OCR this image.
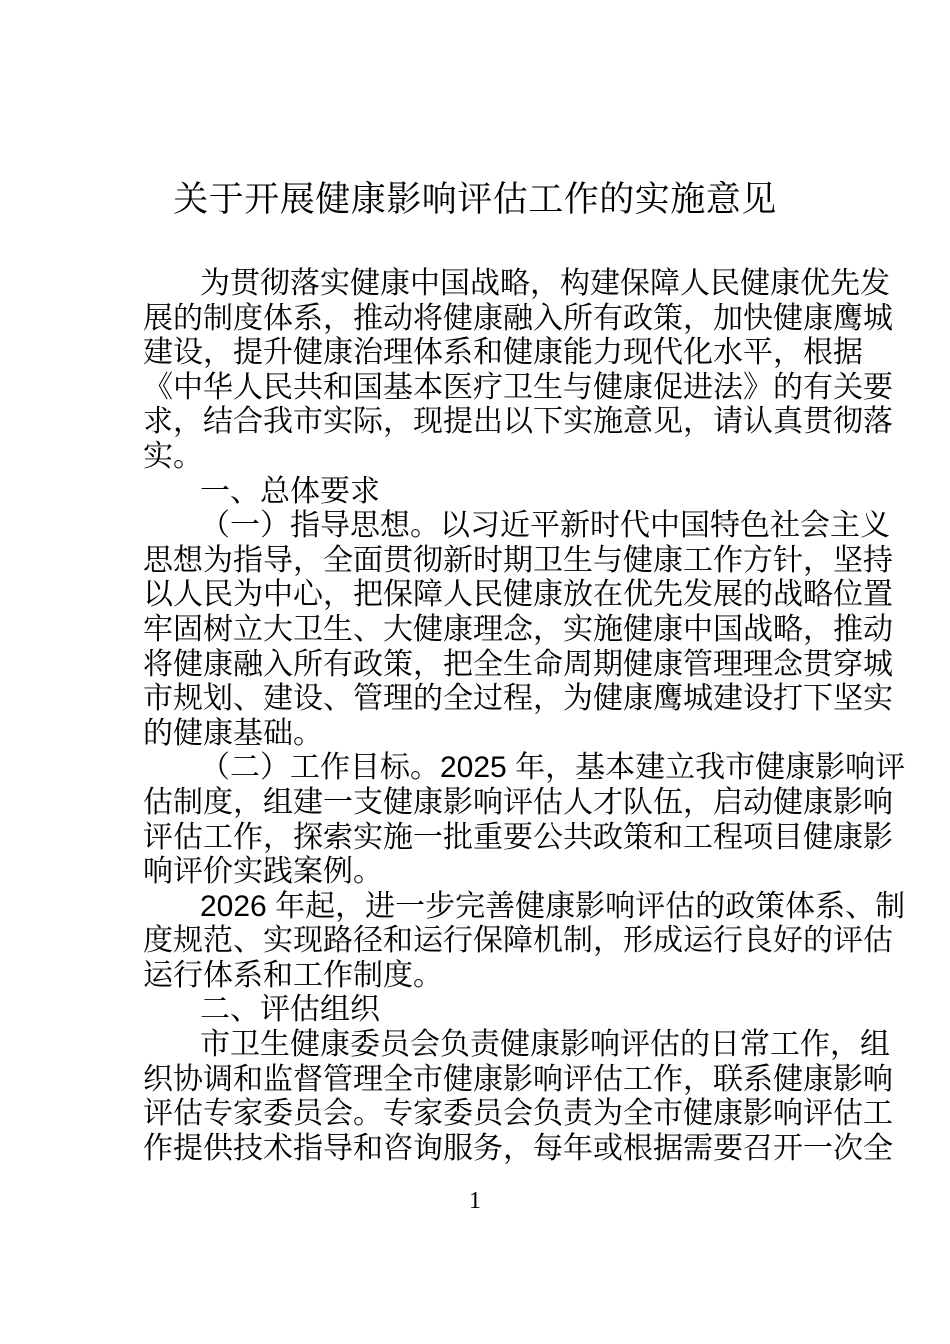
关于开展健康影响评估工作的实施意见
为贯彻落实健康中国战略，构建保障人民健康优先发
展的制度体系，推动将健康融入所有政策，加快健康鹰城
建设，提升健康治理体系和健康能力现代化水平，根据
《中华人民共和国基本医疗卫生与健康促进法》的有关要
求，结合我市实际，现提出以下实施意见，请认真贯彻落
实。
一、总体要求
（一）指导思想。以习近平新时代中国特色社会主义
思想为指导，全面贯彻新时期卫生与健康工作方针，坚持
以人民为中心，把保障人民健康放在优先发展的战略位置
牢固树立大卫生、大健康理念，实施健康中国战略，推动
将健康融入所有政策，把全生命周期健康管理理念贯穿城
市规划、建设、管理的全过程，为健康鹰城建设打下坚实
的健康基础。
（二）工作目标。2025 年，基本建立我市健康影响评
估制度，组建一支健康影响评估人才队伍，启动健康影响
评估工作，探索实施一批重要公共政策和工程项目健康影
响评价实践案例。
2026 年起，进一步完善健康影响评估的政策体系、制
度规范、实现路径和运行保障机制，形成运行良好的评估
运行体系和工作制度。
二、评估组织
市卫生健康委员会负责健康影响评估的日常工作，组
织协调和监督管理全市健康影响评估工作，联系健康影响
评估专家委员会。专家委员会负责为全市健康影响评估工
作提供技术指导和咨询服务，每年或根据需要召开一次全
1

--

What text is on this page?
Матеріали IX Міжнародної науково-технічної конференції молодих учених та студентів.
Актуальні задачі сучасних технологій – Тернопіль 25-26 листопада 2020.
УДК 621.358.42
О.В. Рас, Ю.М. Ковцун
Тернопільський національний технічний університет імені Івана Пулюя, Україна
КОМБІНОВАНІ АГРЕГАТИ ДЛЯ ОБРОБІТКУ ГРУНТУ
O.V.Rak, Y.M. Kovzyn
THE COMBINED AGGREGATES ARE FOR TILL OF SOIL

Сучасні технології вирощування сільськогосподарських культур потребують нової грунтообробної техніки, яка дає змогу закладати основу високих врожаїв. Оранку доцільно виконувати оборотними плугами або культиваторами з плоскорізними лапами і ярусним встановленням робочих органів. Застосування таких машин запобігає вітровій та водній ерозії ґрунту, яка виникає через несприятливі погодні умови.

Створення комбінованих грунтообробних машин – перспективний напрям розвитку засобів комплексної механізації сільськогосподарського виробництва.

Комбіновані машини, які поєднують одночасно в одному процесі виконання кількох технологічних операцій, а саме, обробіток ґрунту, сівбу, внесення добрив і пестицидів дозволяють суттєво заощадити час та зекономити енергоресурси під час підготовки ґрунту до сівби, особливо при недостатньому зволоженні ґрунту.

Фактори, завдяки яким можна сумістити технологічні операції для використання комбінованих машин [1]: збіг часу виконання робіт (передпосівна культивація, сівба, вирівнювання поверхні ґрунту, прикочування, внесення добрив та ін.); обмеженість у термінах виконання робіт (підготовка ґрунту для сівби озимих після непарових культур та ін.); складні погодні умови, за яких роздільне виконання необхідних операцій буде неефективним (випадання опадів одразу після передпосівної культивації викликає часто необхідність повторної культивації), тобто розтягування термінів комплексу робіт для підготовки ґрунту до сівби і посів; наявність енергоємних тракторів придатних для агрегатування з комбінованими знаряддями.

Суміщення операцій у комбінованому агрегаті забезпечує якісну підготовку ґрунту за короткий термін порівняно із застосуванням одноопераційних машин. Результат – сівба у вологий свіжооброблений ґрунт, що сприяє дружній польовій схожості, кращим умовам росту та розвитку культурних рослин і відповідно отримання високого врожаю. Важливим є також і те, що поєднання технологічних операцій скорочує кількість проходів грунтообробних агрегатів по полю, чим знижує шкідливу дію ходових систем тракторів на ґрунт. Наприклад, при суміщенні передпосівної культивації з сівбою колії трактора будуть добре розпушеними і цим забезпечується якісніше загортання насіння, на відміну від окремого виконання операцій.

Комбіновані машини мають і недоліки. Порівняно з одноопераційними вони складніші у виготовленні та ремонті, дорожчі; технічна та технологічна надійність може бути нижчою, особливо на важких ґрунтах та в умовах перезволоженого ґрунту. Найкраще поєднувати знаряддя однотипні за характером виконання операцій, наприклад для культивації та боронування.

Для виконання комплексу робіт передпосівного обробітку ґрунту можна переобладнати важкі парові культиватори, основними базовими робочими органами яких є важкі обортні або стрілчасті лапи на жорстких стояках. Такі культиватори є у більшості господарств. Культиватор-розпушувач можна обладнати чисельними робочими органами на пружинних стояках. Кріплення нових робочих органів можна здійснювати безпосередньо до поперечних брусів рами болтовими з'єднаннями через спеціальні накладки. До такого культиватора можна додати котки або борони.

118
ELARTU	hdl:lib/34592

--

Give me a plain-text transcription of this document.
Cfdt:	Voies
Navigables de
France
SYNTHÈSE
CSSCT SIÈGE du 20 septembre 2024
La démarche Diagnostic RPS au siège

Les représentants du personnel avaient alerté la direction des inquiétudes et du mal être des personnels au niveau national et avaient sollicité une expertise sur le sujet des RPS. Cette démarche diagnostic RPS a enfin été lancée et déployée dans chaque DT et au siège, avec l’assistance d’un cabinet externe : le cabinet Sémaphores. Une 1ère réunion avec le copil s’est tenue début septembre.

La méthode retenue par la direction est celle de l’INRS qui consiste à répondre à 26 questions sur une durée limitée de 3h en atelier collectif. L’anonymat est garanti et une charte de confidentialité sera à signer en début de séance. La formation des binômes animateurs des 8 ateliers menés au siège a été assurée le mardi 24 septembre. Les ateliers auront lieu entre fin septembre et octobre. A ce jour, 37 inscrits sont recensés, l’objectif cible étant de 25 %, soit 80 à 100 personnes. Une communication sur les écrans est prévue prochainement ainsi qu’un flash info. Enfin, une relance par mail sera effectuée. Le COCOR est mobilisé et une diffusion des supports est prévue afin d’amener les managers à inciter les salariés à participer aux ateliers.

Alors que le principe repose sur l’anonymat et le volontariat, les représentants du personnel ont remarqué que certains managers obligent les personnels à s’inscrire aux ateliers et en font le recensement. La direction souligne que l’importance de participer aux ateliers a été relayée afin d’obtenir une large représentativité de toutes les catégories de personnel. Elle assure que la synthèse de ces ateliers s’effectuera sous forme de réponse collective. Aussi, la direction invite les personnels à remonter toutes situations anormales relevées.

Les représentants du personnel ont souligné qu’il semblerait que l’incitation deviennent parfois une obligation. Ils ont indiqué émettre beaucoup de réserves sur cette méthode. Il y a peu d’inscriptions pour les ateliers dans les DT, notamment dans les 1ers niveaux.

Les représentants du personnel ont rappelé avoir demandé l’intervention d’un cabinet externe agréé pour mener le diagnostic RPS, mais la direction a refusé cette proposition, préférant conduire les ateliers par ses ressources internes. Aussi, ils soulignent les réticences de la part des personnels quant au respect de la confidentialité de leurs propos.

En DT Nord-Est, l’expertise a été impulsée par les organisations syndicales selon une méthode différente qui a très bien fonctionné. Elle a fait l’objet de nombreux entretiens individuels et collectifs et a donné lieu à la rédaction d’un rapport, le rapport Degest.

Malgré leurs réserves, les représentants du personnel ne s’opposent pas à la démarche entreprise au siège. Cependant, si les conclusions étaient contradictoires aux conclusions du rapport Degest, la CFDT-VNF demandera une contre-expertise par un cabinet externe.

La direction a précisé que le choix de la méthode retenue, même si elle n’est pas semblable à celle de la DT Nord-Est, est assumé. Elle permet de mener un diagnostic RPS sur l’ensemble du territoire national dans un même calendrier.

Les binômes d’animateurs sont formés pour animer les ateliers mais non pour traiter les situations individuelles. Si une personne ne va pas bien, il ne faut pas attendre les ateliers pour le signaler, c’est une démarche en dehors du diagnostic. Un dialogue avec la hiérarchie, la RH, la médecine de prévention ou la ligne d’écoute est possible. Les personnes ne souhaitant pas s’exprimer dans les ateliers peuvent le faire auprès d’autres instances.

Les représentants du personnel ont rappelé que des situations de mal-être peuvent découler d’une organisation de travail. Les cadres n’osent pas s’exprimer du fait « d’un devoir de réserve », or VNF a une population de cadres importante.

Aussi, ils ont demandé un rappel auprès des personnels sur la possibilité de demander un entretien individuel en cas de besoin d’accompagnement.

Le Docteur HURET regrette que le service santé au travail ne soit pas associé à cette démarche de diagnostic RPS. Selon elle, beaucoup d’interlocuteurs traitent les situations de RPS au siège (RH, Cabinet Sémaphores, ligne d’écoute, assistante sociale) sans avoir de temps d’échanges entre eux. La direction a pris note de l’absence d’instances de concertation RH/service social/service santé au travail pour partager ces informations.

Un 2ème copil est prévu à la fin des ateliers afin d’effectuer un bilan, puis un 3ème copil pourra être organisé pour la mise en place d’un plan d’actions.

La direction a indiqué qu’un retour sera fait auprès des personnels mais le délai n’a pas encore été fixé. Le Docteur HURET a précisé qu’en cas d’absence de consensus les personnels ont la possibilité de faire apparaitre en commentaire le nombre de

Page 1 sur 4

--

▸ Goal of the exercise
Copy and report every line where the word "retenue" is present.

▸ Written solution
La méthode retenue par la direction est celle de l’INRS qui consiste à répondre à 26 questions sur une durée limitée de 3h en atelier collectif. L’anonymat est garanti et une charte de confidentialité sera à signer en début de séance. La formation des binômes animateurs des 8 ateliers menés au siège a été assurée le mardi 24 septembre. Les ateliers auront lieu entre fin septembre et octobre. A ce jour, 37 inscrits sont recensés, l’objectif cible étant de 25 %, soit 80 à 100 personnes. Une communication sur les écrans est prévue prochainement ainsi qu’un flash info. Enfin, une relance par mail sera effectuée. Le COCOR est mobilisé et une diffusion des supports est prévue afin d’amener les managers à inciter les salariés à participer aux ateliers.
La direction a précisé que le choix de la méthode retenue, même si elle n’est pas semblable à celle de la DT Nord-Est, est assumé. Elle permet de mener un diagnostic RPS sur l’ensemble du territoire national dans un même calendrier.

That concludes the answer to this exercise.